• **FRAGMENTO SELECCIONADO**:

◆ ◆ ◆

La filial en washington del instituto de arquitectos de Estados Unidos y la Comisión de Bellas artes de Estados Unidos –un organismo federal que controla cuestiones de diseño– también hicieron sentir su peso, con sendas notas enviadas a la autoridad del metro para expresarle su desagrado y pedirle la inmediata interrupción de las obras.
El “pinturagate” suscita un fascinante debate sobre el futuro de uno de los estilos arquitectónicos que tal vez más polariza las opiniones y los gustos: el brutalismo, término derivado de la palabra francesa béon
brut, o sea, “hormigón crudo”. Y son pocas las ciudades en Estados Unidos o Europa que tienen tantos ejemplos de brutalismo por metro cuadrado como washington.
En Estados Unidos, la arquitectura brutalista emergió en la década de 1960, la era de John F. Kennedy, cuando los arquitectos progresistas se abocaron a construir edificios que encajaran en su visión de un Estado fuerte y benefactor. También era una reacción contra la generación anterior y su modernismo vidriado, que para entonces se había convertido en el lenguaje arquitectónico del universo corporativo. Frente a eso, el brutalismo propone formas esculturales o bloques a escala monumental, por lo general más anchos y pesados arriba que abajo, paredes exteriores desnudas o toscas, y ventanas hundidas y a veces pequeñas.
Con el paso de los años, muchos norteamericanos terminaron asociando el brutalismo con los fallidos proyectos de vivienda social y con la arquitectura soviética, una reputación a la que sin quererlo contribuía el material de construcción emblemático del brutalismo, el hormigón.
a medida que empiezan a sufrir los achaques de la mediana edad, muchos edificios brutalistas son demolidos. Preservarlos tal y como eran puede ser costoso y poco práctico, pero más allá de la torpeza con que se encaró el proyecto, el pintado de la bóveda del subte en Unión station abre un camino intermedio: salvar el brutalismo haciéndolo más amable.
Para todo edificio, del estilo que sea, la
etapa que va de su trigésimo a su sexagésimo cumpleaños es bastante complicada. Cuando cumple 30 años ya ha estado ahí demasiado tiempo como para parecer nuevo o vanguardista, probablemente su estilo haya pasado de moda y casi con seguridad necesitará reparaciones. Pero todavía no es tan viejo como para ser considerado histórico. ¿Qué hacer con un edificio gastado, pero no reverenciado?
La mayoría de los edificios brutalistas rondan actualmente los 50 años. La hostilidad hacia su estilo, sumada a los dolores de cabeza que implica su mantenimiento para los propietarios, ha llevado a que muchas edificaciones famosas fueran arrasadas.

◆ ◆ ◆

• **DATOS RECOPILADOS**:
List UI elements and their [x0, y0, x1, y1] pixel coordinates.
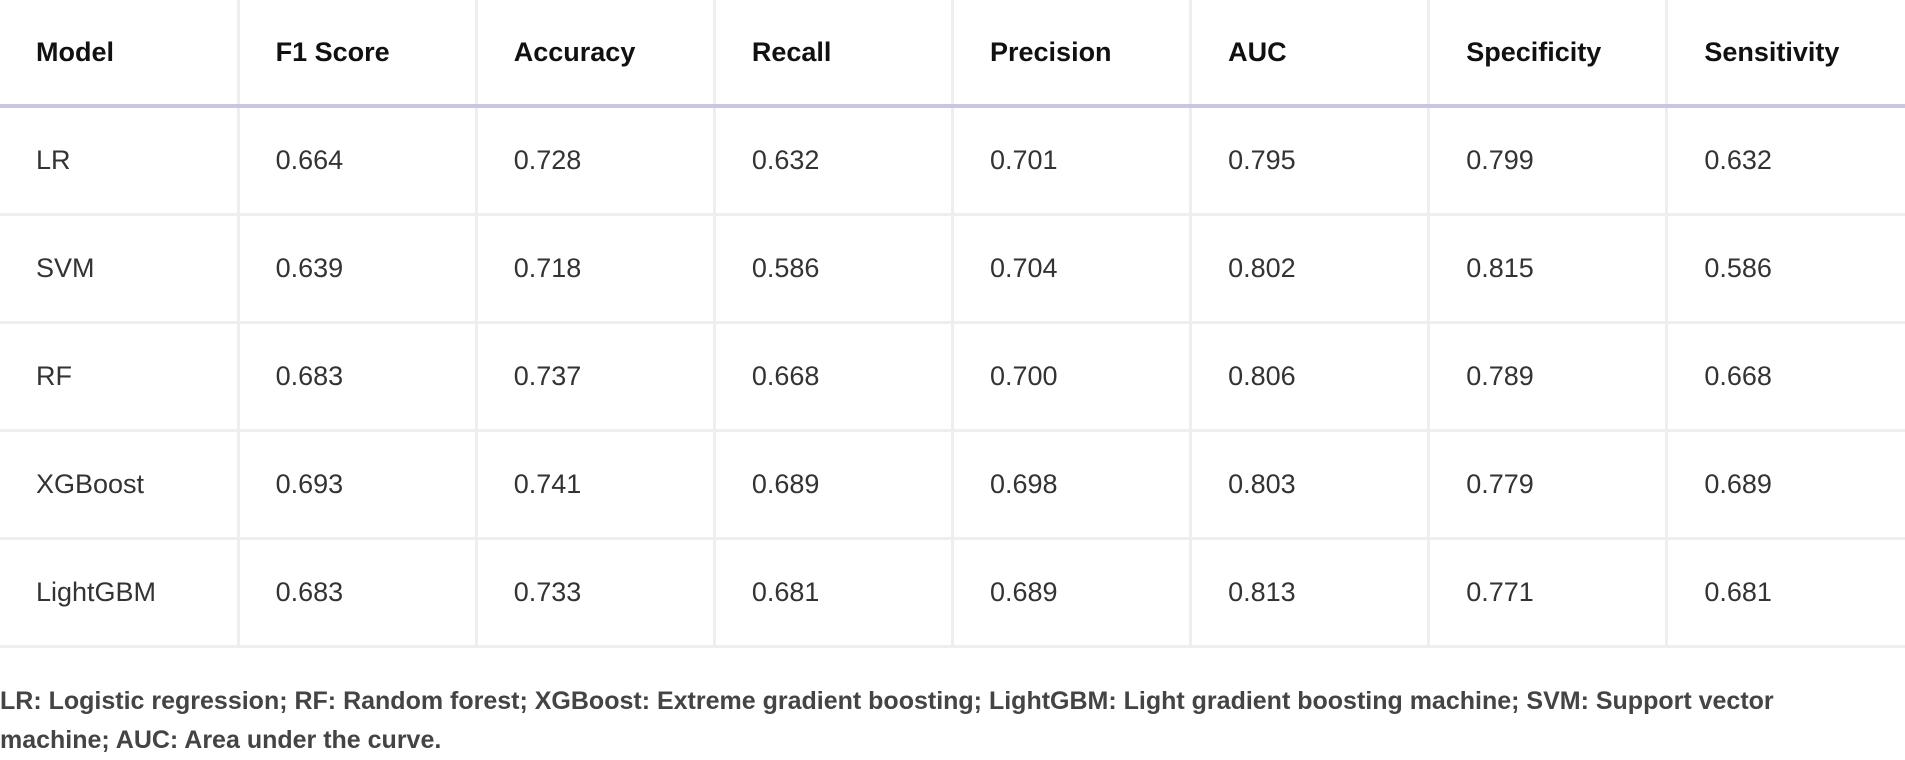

◆ ◆ ◆

• **TAREAS POR REALIZAR**:
1. Transcribe del fragmento sobre el brutalismo la parte que comienza con las palabras que contienen "La mayoría de" y termina con "famosas fueran arrasadas.".
2. Retoma el texto sobre el brutalismo y sigue escribiéndolo a partir de su última oración.
El listado no interviene para nada en esto.

• **RESPUESTAS POR TAREA**:
1.
La mayoría de los edificios brutalistas rondan actualmente los 50 años. La hostilidad hacia su estilo, sumada a los dolores de cabeza que implica su mantenimiento para los propietarios, ha llevado a que muchas edificaciones famosas fueran arrasadas.

2.
En Washington, la octogonal Tercera Iglesia de Cristo Científico fue demolida en 2014 y fue reemplazada por un edificio de oficinas vidriado. El año pasado, en Reston, Virginia, fracasó una activa campaña para salvar el edificio del Instituto de la Prensa Norteamericana, del maestro modernista Marcel Breuer, y los obreros empezaron a desmantelar el edificio en septiembre pasado. Los comentarios de la gente en el sitio web Reston Now revelan hasta qué punto las opiniones están polarizadas. “Una verdadera tragedia y una de las estupideces más grandes que haya aprobado el Comité de Supervisión”, bramaba uno de los foristas, mientras que otro escribió: “Un feo edificio de hormigón de un feo período arquitectónico”.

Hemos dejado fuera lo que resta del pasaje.